* _WHAT TO DO_
Return all of the entries exactly as written.

* _GIVEN RECORDS_
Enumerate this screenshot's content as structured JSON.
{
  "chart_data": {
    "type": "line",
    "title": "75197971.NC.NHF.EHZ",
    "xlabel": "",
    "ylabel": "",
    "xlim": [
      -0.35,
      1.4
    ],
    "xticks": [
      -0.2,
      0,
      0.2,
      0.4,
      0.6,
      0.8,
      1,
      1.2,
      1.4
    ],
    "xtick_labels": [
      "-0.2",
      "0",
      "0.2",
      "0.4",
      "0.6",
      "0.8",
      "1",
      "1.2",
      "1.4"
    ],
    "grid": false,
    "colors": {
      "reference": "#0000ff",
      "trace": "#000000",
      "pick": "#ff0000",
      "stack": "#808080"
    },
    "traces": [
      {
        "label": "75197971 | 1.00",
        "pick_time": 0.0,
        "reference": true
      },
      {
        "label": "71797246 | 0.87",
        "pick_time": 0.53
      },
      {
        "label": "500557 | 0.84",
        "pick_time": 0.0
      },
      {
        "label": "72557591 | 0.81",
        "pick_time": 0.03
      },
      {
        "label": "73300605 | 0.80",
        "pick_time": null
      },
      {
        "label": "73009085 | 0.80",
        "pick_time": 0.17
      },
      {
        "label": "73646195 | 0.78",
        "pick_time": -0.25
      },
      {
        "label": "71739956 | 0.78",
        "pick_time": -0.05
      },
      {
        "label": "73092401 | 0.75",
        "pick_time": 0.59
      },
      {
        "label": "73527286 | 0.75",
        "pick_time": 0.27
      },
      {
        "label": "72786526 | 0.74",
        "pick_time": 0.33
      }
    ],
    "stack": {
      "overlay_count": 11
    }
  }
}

* _PROBLEM SOLUTION_
Enumerate this screenshot's content as structured JSON.
{
  "chart_data": {
    "type": "line",
    "title": "75197971.NC.NHF.EHZ",
    "xlabel": "",
    "ylabel": "",
    "xlim": [
      -0.35,
      1.4
    ],
    "xticks": [
      -0.2,
      0,
      0.2,
      0.4,
      0.6,
      0.8,
      1,
      1.2,
      1.4
    ],
    "xtick_labels": [
      "-0.2",
      "0",
      "0.2",
      "0.4",
      "0.6",
      "0.8",
      "1",
      "1.2",
      "1.4"
    ],
    "grid": false,
    "colors": {
      "reference": "#0000ff",
      "trace": "#000000",
      "pick": "#ff0000",
      "stack": "#808080"
    },
    "traces": [
      {
        "label": "75197971 | 1.00",
        "pick_time": 0.0,
        "reference": true
      },
      {
        "label": "71797246 | 0.87",
        "pick_time": 0.53
      },
      {
        "label": "500557 | 0.84",
        "pick_time": 0.0
      },
      {
        "label": "72557591 | 0.81",
        "pick_time": 0.03
      },
      {
        "label": "73300605 | 0.80",
        "pick_time": null
      },
      {
        "label": "73009085 | 0.80",
        "pick_time": 0.17
      },
      {
        "label": "73646195 | 0.78",
        "pick_time": -0.25
      },
      {
        "label": "71739956 | 0.78",
        "pick_time": -0.05
      },
      {
        "label": "73092401 | 0.75",
        "pick_time": 0.59
      },
      {
        "label": "73527286 | 0.75",
        "pick_time": 0.27
      },
      {
        "label": "72786526 | 0.74",
        "pick_time": 0.33
      }
    ],
    "stack": {
      "overlay_count": 11
    }
  }
}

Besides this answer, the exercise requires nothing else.